(Stored records)
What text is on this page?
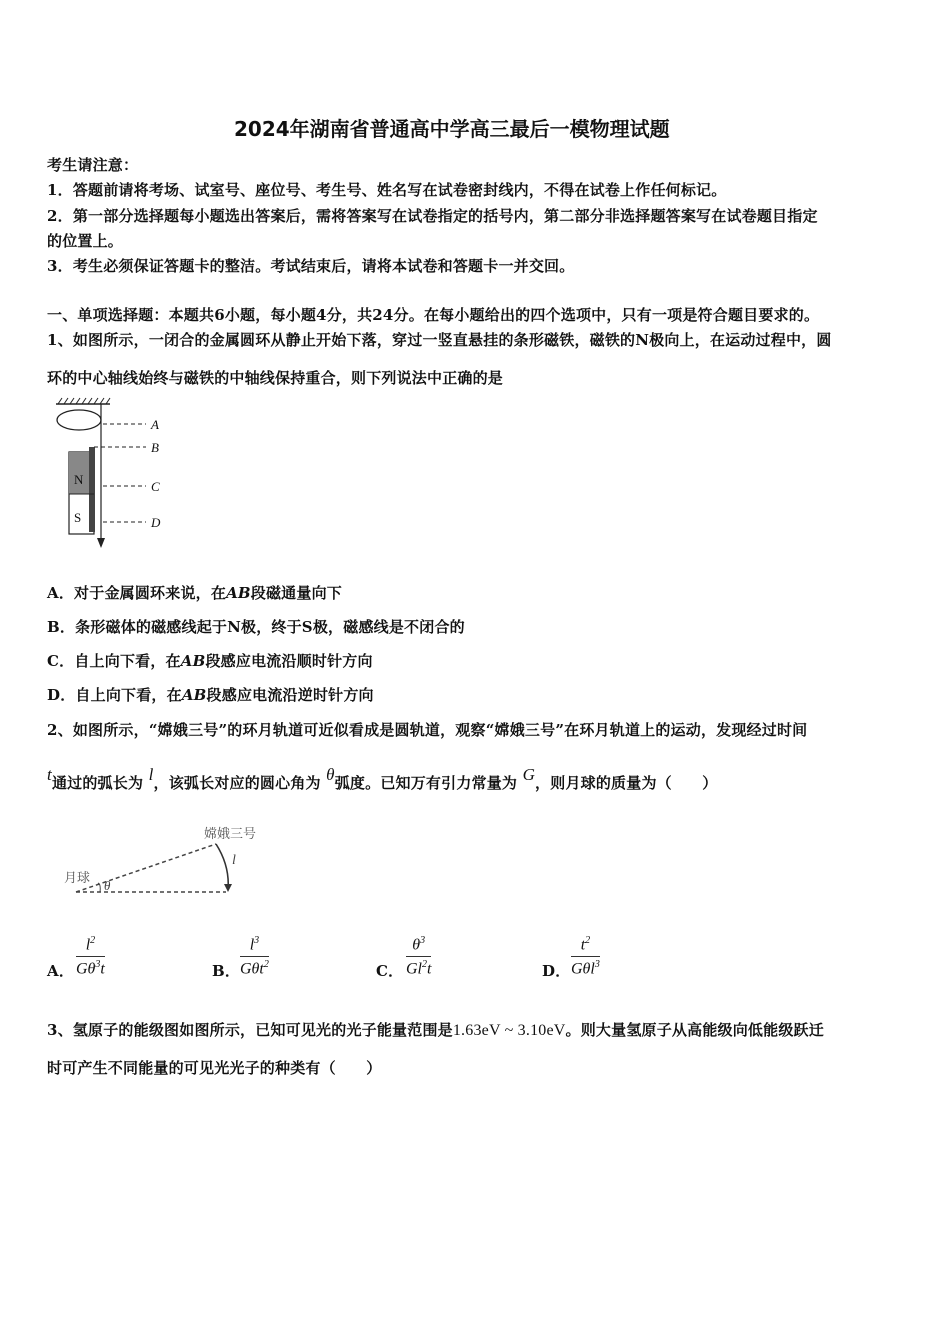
2024年湖南省普通高中学高三最后一模物理试题
考生请注意：
1．答题前请将考场、试室号、座位号、考生号、姓名写在试卷密封线内，不得在试卷上作任何标记。
2．第一部分选择题每小题选出答案后，需将答案写在试卷指定的括号内，第二部分非选择题答案写在试卷题目指定
的位置上。
3．考生必须保证答题卡的整洁。考试结束后，请将本试卷和答题卡一并交回。
一、单项选择题：本题共6小题，每小题4分，共24分。在每小题给出的四个选项中，只有一项是符合题目要求的。
1、如图所示，一闭合的金属圆环从静止开始下落，穿过一竖直悬挂的条形磁铁，磁铁的N极向上，在运动过程中，圆
环的中心轴线始终与磁铁的中轴线保持重合，则下列说法中正确的是
N
S
A
B
C
D
A．对于金属圆环来说，在AB段磁通量向下
B．条形磁体的磁感线起于N极，终于S极，磁感线是不闭合的
C．自上向下看，在AB段感应电流沿顺时针方向
D．自上向下看，在AB段感应电流沿逆时针方向
2、如图所示，“嫦娥三号”的环月轨道可近似看成是圆轨道，观察“嫦娥三号”在环月轨道上的运动，发现经过时间
t通过的弧长为 l，该弧长对应的圆心角为 θ弧度。已知万有引力常量为 G，则月球的质量为（　　）
月球
嫦娥三号
θ
l
A． $\frac{l^2}{G\theta^3t}$	B．
$l^3$
Gθt$^2$	C． $\frac{\theta^3}{Gl^2t}$	D．
$t^2$
Gθl$^3$
3、氢原子的能级图如图所示，已知可见光的光子能量范围是1.63eV ~ 3.10eV。则大量氢原子从高能级向低能级跃迁
时可产生不同能量的可见光光子的种类有（　　）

Task requirements :: Can you retype every record above exactly, leaving out the pictures?

Exercise response ::
What text is on this page?
2024年湖南省普通高中学高三最后一模物理试题
考生请注意：
1．答题前请将考场、试室号、座位号、考生号、姓名写在试卷密封线内，不得在试卷上作任何标记。
2．第一部分选择题每小题选出答案后，需将答案写在试卷指定的括号内，第二部分非选择题答案写在试卷题目指定
的位置上。
3．考生必须保证答题卡的整洁。考试结束后，请将本试卷和答题卡一并交回。
一、单项选择题：本题共6小题，每小题4分，共24分。在每小题给出的四个选项中，只有一项是符合题目要求的。
1、如图所示，一闭合的金属圆环从静止开始下落，穿过一竖直悬挂的条形磁铁，磁铁的N极向上，在运动过程中，圆
环的中心轴线始终与磁铁的中轴线保持重合，则下列说法中正确的是
N
S
A
B
C
D
A．对于金属圆环来说，在AB段磁通量向下
B．条形磁体的磁感线起于N极，终于S极，磁感线是不闭合的
C．自上向下看，在AB段感应电流沿顺时针方向
D．自上向下看，在AB段感应电流沿逆时针方向
2、如图所示，“嫦娥三号”的环月轨道可近似看成是圆轨道，观察“嫦娥三号”在环月轨道上的运动，发现经过时间
t通过的弧长为 l，该弧长对应的圆心角为 θ弧度。已知万有引力常量为 G，则月球的质量为（　　）
月球
嫦娥三号
θ
l
A． $\frac{l^2}{G\theta^3t}$	B．
$l^3$
Gθt$^2$	C． $\frac{\theta^3}{Gl^2t}$	D．
$t^2$
Gθl$^3$
3、氢原子的能级图如图所示，已知可见光的光子能量范围是1.63eV ~ 3.10eV。则大量氢原子从高能级向低能级跃迁
时可产生不同能量的可见光光子的种类有（　　）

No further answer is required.